### [Goal]
Each line that follows is to be retyped exactly.

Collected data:
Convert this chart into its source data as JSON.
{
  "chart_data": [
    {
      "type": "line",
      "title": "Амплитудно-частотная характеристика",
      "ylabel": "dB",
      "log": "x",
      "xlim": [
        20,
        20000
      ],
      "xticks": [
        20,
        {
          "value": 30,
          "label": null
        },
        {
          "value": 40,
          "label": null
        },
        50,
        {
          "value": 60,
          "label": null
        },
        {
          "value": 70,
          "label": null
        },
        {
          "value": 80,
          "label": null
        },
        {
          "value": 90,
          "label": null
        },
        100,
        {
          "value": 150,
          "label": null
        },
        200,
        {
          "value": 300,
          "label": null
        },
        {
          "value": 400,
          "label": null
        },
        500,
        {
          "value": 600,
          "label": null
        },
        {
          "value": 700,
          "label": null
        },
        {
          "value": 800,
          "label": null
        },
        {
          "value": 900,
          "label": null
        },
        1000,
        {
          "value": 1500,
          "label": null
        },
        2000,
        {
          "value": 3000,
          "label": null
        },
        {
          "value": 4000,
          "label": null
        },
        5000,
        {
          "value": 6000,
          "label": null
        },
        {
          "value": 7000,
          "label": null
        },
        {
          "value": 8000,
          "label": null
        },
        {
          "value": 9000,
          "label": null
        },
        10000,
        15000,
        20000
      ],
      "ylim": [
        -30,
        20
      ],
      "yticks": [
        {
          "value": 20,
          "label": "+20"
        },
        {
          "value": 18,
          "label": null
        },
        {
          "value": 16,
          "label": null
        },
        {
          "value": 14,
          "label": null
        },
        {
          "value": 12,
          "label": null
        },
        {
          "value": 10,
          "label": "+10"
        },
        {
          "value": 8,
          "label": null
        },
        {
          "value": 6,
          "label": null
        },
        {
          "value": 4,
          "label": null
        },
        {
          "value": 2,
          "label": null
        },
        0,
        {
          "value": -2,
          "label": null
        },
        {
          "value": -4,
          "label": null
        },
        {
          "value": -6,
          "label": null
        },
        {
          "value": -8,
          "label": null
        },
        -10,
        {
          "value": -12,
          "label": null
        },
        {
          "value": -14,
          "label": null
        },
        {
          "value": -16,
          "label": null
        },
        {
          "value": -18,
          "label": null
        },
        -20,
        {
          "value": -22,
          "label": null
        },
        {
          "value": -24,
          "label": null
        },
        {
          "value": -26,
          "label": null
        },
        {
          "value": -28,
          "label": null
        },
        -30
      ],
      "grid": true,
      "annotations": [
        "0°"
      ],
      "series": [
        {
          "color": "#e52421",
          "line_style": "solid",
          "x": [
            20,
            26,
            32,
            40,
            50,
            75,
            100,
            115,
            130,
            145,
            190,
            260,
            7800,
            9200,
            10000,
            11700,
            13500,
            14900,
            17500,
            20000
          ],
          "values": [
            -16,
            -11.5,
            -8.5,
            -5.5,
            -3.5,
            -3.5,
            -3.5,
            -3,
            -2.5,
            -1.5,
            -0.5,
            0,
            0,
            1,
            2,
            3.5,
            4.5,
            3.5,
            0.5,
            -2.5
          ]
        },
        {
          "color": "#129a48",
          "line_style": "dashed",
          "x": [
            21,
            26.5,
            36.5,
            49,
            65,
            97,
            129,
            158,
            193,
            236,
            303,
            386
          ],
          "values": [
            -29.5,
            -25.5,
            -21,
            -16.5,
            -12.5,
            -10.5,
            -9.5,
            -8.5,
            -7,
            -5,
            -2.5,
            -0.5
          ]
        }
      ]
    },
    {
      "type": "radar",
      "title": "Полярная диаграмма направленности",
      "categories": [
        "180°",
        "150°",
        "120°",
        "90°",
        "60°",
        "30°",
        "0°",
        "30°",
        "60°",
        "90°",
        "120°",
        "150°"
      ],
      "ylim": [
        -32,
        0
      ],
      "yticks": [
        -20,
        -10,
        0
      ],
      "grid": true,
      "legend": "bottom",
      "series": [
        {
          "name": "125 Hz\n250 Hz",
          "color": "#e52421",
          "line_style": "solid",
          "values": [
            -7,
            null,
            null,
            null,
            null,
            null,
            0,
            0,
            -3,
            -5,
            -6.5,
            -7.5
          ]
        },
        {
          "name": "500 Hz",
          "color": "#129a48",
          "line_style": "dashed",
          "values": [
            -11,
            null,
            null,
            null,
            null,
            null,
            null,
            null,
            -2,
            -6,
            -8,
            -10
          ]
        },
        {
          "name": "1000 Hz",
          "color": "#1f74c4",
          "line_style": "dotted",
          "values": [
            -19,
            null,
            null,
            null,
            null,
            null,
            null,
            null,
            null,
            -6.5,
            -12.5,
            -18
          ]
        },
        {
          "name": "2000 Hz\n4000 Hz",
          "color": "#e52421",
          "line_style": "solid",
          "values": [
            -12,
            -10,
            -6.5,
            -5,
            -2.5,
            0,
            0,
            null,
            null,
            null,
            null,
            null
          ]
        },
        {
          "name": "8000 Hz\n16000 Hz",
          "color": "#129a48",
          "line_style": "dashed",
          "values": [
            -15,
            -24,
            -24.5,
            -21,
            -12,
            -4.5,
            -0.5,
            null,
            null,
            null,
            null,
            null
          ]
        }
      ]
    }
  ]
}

### [The response]
Convert this chart into its source data as JSON.
{
  "chart_data": [
    {
      "type": "line",
      "title": "Амплитудно-частотная характеристика",
      "ylabel": "dB",
      "log": "x",
      "xlim": [
        20,
        20000
      ],
      "xticks": [
        20,
        {
          "value": 30,
          "label": null
        },
        {
          "value": 40,
          "label": null
        },
        50,
        {
          "value": 60,
          "label": null
        },
        {
          "value": 70,
          "label": null
        },
        {
          "value": 80,
          "label": null
        },
        {
          "value": 90,
          "label": null
        },
        100,
        {
          "value": 150,
          "label": null
        },
        200,
        {
          "value": 300,
          "label": null
        },
        {
          "value": 400,
          "label": null
        },
        500,
        {
          "value": 600,
          "label": null
        },
        {
          "value": 700,
          "label": null
        },
        {
          "value": 800,
          "label": null
        },
        {
          "value": 900,
          "label": null
        },
        1000,
        {
          "value": 1500,
          "label": null
        },
        2000,
        {
          "value": 3000,
          "label": null
        },
        {
          "value": 4000,
          "label": null
        },
        5000,
        {
          "value": 6000,
          "label": null
        },
        {
          "value": 7000,
          "label": null
        },
        {
          "value": 8000,
          "label": null
        },
        {
          "value": 9000,
          "label": null
        },
        10000,
        15000,
        20000
      ],
      "ylim": [
        -30,
        20
      ],
      "yticks": [
        {
          "value": 20,
          "label": "+20"
        },
        {
          "value": 18,
          "label": null
        },
        {
          "value": 16,
          "label": null
        },
        {
          "value": 14,
          "label": null
        },
        {
          "value": 12,
          "label": null
        },
        {
          "value": 10,
          "label": "+10"
        },
        {
          "value": 8,
          "label": null
        },
        {
          "value": 6,
          "label": null
        },
        {
          "value": 4,
          "label": null
        },
        {
          "value": 2,
          "label": null
        },
        0,
        {
          "value": -2,
          "label": null
        },
        {
          "value": -4,
          "label": null
        },
        {
          "value": -6,
          "label": null
        },
        {
          "value": -8,
          "label": null
        },
        -10,
        {
          "value": -12,
          "label": null
        },
        {
          "value": -14,
          "label": null
        },
        {
          "value": -16,
          "label": null
        },
        {
          "value": -18,
          "label": null
        },
        -20,
        {
          "value": -22,
          "label": null
        },
        {
          "value": -24,
          "label": null
        },
        {
          "value": -26,
          "label": null
        },
        {
          "value": -28,
          "label": null
        },
        -30
      ],
      "grid": true,
      "annotations": [
        "0°"
      ],
      "series": [
        {
          "color": "#e52421",
          "line_style": "solid",
          "x": [
            20,
            26,
            32,
            40,
            50,
            75,
            100,
            115,
            130,
            145,
            190,
            260,
            7800,
            9200,
            10000,
            11700,
            13500,
            14900,
            17500,
            20000
          ],
          "values": [
            -16,
            -11.5,
            -8.5,
            -5.5,
            -3.5,
            -3.5,
            -3.5,
            -3,
            -2.5,
            -1.5,
            -0.5,
            0,
            0,
            1,
            2,
            3.5,
            4.5,
            3.5,
            0.5,
            -2.5
          ]
        },
        {
          "color": "#129a48",
          "line_style": "dashed",
          "x": [
            21,
            26.5,
            36.5,
            49,
            65,
            97,
            129,
            158,
            193,
            236,
            303,
            386
          ],
          "values": [
            -29.5,
            -25.5,
            -21,
            -16.5,
            -12.5,
            -10.5,
            -9.5,
            -8.5,
            -7,
            -5,
            -2.5,
            -0.5
          ]
        }
      ]
    },
    {
      "type": "radar",
      "title": "Полярная диаграмма направленности",
      "categories": [
        "180°",
        "150°",
        "120°",
        "90°",
        "60°",
        "30°",
        "0°",
        "30°",
        "60°",
        "90°",
        "120°",
        "150°"
      ],
      "ylim": [
        -32,
        0
      ],
      "yticks": [
        -20,
        -10,
        0
      ],
      "grid": true,
      "legend": "bottom",
      "series": [
        {
          "name": "125 Hz\n250 Hz",
          "color": "#e52421",
          "line_style": "solid",
          "values": [
            -7,
            null,
            null,
            null,
            null,
            null,
            0,
            0,
            -3,
            -5,
            -6.5,
            -7.5
          ]
        },
        {
          "name": "500 Hz",
          "color": "#129a48",
          "line_style": "dashed",
          "values": [
            -11,
            null,
            null,
            null,
            null,
            null,
            null,
            null,
            -2,
            -6,
            -8,
            -10
          ]
        },
        {
          "name": "1000 Hz",
          "color": "#1f74c4",
          "line_style": "dotted",
          "values": [
            -19,
            null,
            null,
            null,
            null,
            null,
            null,
            null,
            null,
            -6.5,
            -12.5,
            -18
          ]
        },
        {
          "name": "2000 Hz\n4000 Hz",
          "color": "#e52421",
          "line_style": "solid",
          "values": [
            -12,
            -10,
            -6.5,
            -5,
            -2.5,
            0,
            0,
            null,
            null,
            null,
            null,
            null
          ]
        },
        {
          "name": "8000 Hz\n16000 Hz",
          "color": "#129a48",
          "line_style": "dashed",
          "values": [
            -15,
            -24,
            -24.5,
            -21,
            -12,
            -4.5,
            -0.5,
            null,
            null,
            null,
            null,
            null
          ]
        }
      ]
    }
  ]
}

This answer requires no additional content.